QUOTED TEXT:
□ □ □ □ □
Issue 5, 2008-12-15

Rasmuson Library DVD Browser: Fun with Screen Scraping and Drupal

The DVD Browser is a simple application that lets library patrons browse movie covers, titles, and reviews. It works by screen scraping the the Rasmuson Library catalog for DVD movies and dumps the data into a Drupal MySQL database. This paper describes the process of setting up the DVD Browser.

By Ilana Kingsley and Mark Morlino

Introduction

The Rasmuson Library DVD Movie Browser was developed because our library patrons were unhappy with the search function of our SIRSI/Dynix library catalog. Patrons told us they wanted to be able to browse movie covers and titles, and the library catalog did not meet their needs.

The DVD Browser is a simple application that screen scrapes the Rasmuson Library catalog for DVD movies and dumps the data into a Drupal MySQL database. [1] Drupal is a content management system (CMS) which runs on MySQL/PHP. The DVD Browser application could have been built without Drupal, but since our Library Web site runs on Drupal and because Drupal has many useful features, such as RSS for new items, tagging, and user comments, we decided to store the data within the Drupal CMS.

Our first version of the DVD browser ran on Drupal 4.7 and used PHP to screen scrape the catalog. We found that the easiest way to port the DVD browser to Drupal 6.5 was to rewrite the entire script. The jump from 4.7 to 6.5 was big, and there were some significant changes within Drupal, specifically the change for custom templates to use the CCK module instead of the Flexinode module.  We found that the Flexinode to CCK converter did not work well, and decided to re-create the entire system. The script was rewritten in Perl.

This paper describes the process of setting up the DVD Browser.  The screen scraping script provided may be repurposed for your needs. If your library uses a different library catalog vendor, the concepts presented below should work with minor modifications to the code.

What the Application Does

  1. A Perl script screen scrapes the library catalog for new DVDs.
  2. The script temporarily stores the data in a text file and gathers additional information about the movie, such as the movie cover and genre, from other Web sites.
  3. The data is dumped into a Drupal MySQL database.
  4. The end user is able to browse and search for DVDs.
□ □ □ □ □
GOALS:
A – For each statement, say yes or no to whether the DVD Browser article agrees with it, and quote the words from the article that decide it. (i) The first version of the DVD Browser ran on Drupal 4.7. (ii) The Flexinode to CCK converter worked well. (iii) The script was rewritten in PHP.
B – Carry the DVD Browser article forward from its last line.
The rows that come after this point have no connection to the DVD Browser article.
□ □ □ □ □
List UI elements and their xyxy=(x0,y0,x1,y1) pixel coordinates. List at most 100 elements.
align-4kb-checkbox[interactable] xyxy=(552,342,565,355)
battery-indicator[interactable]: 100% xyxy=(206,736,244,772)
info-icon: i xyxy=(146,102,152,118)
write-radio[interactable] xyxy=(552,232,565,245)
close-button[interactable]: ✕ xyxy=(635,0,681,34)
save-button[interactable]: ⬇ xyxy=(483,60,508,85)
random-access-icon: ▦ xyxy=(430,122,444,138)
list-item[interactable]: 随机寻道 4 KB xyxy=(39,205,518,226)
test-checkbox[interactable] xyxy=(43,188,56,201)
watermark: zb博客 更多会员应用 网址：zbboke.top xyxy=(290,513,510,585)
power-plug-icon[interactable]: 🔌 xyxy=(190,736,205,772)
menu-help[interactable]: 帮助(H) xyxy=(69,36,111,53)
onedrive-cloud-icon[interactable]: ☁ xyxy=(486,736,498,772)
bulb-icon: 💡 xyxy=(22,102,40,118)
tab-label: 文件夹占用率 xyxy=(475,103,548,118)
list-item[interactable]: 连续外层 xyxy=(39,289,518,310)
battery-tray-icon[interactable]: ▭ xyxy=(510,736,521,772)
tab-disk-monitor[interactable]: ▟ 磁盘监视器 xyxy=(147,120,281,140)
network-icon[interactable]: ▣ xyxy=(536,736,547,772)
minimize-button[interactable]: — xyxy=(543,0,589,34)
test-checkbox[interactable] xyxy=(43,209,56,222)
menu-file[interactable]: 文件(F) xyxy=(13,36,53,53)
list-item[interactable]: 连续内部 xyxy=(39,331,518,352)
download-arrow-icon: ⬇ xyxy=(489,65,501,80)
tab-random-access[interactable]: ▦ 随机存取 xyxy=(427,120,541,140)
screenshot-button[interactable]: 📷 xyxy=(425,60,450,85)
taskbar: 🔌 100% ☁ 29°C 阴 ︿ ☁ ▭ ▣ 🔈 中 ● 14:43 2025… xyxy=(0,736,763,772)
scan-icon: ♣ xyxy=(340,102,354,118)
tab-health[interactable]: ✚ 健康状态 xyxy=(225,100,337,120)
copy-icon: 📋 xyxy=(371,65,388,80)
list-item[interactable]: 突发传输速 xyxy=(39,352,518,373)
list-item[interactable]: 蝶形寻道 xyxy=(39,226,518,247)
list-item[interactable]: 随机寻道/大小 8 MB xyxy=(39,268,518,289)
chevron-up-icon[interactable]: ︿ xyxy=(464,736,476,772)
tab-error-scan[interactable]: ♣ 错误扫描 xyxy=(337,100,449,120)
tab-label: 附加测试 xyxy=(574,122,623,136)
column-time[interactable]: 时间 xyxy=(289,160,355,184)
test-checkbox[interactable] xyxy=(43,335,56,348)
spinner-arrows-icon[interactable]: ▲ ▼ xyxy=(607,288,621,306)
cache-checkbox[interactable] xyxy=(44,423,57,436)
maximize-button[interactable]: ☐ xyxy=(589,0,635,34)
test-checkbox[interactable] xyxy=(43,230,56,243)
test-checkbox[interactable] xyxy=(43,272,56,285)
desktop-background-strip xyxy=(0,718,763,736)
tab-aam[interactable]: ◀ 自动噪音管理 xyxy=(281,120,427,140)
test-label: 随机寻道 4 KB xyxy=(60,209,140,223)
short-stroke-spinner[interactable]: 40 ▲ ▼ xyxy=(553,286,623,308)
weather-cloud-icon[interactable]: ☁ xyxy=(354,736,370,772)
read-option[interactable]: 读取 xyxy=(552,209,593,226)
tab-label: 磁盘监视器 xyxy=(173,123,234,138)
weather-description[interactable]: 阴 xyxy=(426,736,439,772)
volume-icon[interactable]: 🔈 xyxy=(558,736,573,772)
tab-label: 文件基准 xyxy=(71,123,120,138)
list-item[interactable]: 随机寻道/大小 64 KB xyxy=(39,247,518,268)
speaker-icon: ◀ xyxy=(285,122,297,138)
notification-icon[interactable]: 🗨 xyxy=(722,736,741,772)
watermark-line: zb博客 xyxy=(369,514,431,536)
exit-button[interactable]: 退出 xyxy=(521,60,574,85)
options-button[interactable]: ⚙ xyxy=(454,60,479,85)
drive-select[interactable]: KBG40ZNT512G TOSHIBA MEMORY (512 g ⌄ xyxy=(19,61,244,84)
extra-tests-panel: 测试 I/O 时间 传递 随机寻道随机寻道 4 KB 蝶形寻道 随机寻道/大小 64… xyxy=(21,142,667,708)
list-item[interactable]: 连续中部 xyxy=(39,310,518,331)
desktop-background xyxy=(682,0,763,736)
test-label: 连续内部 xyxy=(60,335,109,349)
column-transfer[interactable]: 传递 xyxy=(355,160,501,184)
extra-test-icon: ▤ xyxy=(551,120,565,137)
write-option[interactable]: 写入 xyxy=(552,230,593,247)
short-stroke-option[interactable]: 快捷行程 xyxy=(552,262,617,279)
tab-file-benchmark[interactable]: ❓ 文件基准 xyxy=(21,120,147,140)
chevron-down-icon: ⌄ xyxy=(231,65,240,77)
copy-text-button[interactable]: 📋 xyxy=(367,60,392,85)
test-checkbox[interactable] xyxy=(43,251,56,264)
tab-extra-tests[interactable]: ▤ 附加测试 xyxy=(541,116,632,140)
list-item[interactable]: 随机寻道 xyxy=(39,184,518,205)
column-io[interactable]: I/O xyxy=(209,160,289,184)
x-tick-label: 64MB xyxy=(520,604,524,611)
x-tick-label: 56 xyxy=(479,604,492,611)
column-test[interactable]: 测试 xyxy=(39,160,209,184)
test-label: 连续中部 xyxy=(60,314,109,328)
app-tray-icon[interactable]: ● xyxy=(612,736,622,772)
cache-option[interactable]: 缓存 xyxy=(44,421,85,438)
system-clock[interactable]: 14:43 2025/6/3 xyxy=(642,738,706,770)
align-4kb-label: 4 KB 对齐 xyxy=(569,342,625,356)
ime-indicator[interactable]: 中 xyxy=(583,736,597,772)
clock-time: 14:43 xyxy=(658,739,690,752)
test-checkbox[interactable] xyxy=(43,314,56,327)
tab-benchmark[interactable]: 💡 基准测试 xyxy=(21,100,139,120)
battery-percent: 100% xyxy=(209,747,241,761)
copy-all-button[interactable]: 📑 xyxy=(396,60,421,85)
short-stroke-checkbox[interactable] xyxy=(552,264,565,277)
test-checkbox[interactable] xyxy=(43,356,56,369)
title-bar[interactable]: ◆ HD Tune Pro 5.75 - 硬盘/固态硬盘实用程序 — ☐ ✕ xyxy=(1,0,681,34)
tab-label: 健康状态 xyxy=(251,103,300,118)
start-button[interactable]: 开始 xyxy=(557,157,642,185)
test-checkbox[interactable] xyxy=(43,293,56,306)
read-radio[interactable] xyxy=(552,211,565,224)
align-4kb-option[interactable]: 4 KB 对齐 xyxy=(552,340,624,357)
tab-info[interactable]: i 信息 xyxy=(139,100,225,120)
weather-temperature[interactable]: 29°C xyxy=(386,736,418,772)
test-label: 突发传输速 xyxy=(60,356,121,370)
□ □ □ □ □
SET OF ANSWERS:
A –
(i) Yes: "Our first version of the DVD browser ran on Drupal 4.7"
(ii) No: "We found that the Flexinode to CCK converter did not work well"
(iii) No: "The script was rewritten in Perl."

B –
Requirements

  • Perl
  • MySQL
  • Drupal 6.X
  • Drupal Modules: CCK, FileField, ImageField, ImageAPI, Link
  • PHP 5.2 (required for ImageAPI)
  • GD (configured to support JPG) or ImageMagick

Drupal Configuration

The Rasmuson Library DVD Browser uses Drupal 6.5 for its backend. Besides the core Drupal modules, which are automatically added when installing Drupal, we installed the following modules.

  1. CCK (Content Construction Kit) module and its child modules:
    1. FileField
    2. ImageField
    3. Link
    4. ImageAPI
  2. Views

The DVD Browser requires configuration of five areas within Drupal. They are content types, taxonomy, views, blocks, and theme templates. Each section is described below.

Content Type Creation

Drupal Content Types are used to represent a specific type of content and provide a content-input template so that content providers can add, edit, and delete data without knowing how to program or code. Drupal automatically installs two basic Content Types, Page and Story. In order to modify these existing Content Types or create your own, the CCK module must be installed.

We created a Content Type named “Movie,” which contains the following settings and fields:

Initial Settings
Identification
Name: Movie The human-readable name for this content type. The name is required and must be unique.
Type: movie The machine-readable name for this content type. The name is required and must be unique.
Description: A DVD for the DVD browser. The description is not required. It is used to help content providers select an appropriate template.
Submission form settings
Title field label: Title The default name for this required field is Title.
Body field label: The default name for this field is Body; however, when creating a custom Content Type, it’s often best to omit this field by leaving it blank.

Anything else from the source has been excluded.